Records from a collection of figures
__________

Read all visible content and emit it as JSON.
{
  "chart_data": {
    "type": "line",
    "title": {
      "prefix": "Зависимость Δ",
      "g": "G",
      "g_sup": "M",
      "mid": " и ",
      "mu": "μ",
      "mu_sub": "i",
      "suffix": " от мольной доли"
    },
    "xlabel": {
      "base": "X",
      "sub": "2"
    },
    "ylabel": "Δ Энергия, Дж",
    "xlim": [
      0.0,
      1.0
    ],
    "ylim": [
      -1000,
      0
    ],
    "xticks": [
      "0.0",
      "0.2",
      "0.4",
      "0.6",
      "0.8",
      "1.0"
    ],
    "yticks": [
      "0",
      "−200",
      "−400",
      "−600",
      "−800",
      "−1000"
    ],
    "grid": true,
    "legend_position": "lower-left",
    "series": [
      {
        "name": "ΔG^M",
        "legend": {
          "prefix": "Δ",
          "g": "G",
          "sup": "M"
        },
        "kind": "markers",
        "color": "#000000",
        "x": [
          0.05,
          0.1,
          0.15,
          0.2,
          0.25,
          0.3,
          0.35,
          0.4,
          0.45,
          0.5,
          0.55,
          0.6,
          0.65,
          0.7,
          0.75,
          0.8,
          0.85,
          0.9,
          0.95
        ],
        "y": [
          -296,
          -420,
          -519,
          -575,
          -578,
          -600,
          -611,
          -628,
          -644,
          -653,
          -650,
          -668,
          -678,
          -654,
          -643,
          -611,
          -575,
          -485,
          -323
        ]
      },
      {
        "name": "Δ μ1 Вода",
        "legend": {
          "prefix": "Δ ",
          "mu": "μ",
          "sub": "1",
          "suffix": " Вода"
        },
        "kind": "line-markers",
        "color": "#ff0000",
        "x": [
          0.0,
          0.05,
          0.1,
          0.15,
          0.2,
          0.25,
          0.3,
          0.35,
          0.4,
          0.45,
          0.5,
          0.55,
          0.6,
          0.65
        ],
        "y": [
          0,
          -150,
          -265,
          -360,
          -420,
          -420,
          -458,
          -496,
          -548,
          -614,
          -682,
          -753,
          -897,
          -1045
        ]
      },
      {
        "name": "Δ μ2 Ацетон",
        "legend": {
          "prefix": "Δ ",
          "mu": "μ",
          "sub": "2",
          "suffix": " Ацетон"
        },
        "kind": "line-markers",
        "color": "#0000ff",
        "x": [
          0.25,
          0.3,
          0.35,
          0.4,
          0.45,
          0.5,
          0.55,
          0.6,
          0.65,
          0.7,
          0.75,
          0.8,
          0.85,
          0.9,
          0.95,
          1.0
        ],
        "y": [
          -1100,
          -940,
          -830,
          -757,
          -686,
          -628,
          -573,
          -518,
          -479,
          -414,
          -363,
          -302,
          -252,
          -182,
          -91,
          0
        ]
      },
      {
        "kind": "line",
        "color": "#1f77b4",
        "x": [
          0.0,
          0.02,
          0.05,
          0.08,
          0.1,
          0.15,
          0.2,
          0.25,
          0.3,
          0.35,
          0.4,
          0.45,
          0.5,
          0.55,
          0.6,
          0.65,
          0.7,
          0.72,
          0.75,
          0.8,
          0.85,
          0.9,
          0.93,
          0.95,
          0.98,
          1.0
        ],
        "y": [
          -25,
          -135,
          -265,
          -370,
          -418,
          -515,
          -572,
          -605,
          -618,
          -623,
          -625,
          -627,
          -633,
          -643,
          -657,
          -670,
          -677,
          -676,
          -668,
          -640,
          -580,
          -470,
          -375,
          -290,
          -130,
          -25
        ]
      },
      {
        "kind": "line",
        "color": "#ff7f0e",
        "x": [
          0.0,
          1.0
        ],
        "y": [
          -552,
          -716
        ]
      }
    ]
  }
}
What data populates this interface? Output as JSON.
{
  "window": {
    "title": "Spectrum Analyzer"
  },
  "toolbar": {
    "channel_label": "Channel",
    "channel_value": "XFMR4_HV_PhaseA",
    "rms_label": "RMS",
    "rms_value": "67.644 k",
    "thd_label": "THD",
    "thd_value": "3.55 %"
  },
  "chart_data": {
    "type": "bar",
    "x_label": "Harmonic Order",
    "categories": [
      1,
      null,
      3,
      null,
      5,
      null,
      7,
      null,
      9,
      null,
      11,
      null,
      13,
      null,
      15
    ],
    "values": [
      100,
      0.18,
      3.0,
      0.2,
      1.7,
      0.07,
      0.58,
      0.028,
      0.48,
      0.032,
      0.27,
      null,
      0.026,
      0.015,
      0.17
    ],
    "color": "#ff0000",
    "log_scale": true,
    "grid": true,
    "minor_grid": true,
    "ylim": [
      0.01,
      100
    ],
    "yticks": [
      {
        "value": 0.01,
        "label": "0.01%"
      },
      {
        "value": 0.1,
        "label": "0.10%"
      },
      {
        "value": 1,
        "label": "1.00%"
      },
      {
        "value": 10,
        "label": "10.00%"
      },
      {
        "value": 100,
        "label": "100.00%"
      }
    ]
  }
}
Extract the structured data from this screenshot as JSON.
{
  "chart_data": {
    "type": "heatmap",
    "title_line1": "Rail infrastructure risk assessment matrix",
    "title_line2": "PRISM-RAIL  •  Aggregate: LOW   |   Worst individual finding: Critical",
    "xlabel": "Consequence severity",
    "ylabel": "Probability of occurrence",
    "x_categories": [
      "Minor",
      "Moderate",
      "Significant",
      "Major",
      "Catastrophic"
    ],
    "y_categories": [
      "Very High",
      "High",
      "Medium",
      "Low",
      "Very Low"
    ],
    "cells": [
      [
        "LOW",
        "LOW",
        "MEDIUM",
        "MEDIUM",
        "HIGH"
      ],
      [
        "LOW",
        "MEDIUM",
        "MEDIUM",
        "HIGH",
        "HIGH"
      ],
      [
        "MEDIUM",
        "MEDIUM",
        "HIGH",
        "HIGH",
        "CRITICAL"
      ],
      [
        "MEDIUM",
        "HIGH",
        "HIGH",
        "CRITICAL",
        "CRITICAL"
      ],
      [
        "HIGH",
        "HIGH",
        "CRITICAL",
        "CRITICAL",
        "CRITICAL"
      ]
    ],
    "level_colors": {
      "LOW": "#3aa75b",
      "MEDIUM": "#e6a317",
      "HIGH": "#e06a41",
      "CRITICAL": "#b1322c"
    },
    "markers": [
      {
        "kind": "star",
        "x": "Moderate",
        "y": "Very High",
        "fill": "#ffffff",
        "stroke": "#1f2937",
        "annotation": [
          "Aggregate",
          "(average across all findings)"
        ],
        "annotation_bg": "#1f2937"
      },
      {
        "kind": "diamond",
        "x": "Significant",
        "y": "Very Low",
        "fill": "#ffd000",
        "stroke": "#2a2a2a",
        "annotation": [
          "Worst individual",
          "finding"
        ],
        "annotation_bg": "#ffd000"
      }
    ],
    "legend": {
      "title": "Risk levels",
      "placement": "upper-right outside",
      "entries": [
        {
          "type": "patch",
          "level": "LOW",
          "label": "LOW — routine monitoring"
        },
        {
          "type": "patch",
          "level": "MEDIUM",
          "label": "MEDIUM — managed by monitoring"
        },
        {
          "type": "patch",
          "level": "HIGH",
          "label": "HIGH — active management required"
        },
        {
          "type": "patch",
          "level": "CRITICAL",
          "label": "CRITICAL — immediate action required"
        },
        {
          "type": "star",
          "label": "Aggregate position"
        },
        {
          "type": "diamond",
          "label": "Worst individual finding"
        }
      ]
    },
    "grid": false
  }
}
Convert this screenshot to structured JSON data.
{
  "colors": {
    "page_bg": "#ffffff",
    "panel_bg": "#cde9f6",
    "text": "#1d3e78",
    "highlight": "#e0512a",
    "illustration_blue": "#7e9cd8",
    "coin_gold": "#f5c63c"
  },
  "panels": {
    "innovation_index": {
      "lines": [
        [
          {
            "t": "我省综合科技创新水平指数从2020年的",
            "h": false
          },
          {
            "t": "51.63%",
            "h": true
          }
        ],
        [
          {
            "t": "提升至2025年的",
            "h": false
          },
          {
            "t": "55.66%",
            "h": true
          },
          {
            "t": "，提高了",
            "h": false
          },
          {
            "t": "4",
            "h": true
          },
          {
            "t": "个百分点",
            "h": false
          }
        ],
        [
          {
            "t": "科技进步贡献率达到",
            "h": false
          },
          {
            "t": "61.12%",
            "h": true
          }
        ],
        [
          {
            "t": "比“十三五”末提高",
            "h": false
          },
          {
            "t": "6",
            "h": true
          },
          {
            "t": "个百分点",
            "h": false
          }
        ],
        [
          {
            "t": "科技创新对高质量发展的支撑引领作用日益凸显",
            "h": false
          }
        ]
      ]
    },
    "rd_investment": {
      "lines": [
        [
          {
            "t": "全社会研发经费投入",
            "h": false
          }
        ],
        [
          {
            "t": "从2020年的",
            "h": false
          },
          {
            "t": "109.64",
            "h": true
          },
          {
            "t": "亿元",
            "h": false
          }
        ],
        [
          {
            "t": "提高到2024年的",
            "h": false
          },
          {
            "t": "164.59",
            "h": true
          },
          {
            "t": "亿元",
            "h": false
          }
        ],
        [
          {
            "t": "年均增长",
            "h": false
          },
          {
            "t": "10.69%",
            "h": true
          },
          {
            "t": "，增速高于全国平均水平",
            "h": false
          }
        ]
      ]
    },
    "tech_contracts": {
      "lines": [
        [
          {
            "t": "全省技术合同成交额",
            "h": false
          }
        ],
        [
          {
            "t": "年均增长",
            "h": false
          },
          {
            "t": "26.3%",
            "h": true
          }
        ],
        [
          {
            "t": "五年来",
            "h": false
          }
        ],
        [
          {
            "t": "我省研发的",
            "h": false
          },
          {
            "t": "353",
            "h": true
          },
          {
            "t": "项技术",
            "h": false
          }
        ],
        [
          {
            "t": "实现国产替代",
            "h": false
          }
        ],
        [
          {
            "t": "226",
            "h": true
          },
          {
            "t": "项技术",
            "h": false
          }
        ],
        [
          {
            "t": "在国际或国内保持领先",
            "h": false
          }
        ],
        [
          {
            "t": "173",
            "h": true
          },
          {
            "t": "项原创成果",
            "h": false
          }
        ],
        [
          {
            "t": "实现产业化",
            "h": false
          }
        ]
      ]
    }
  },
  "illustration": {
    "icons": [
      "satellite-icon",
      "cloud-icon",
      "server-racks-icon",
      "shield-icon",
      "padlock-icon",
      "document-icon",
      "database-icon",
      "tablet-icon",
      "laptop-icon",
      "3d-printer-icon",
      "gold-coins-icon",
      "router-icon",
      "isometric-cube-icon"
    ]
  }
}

__________

◆ What is expected ◆
Pull out the lines above in which the word "kind" appears.

◆ Output of the exercise ◆
        "kind": "markers",
        "kind": "line-markers",
        "kind": "line-markers",
        "kind": "line",
        "kind": "line",
        "kind": "star",
        "kind": "diamond",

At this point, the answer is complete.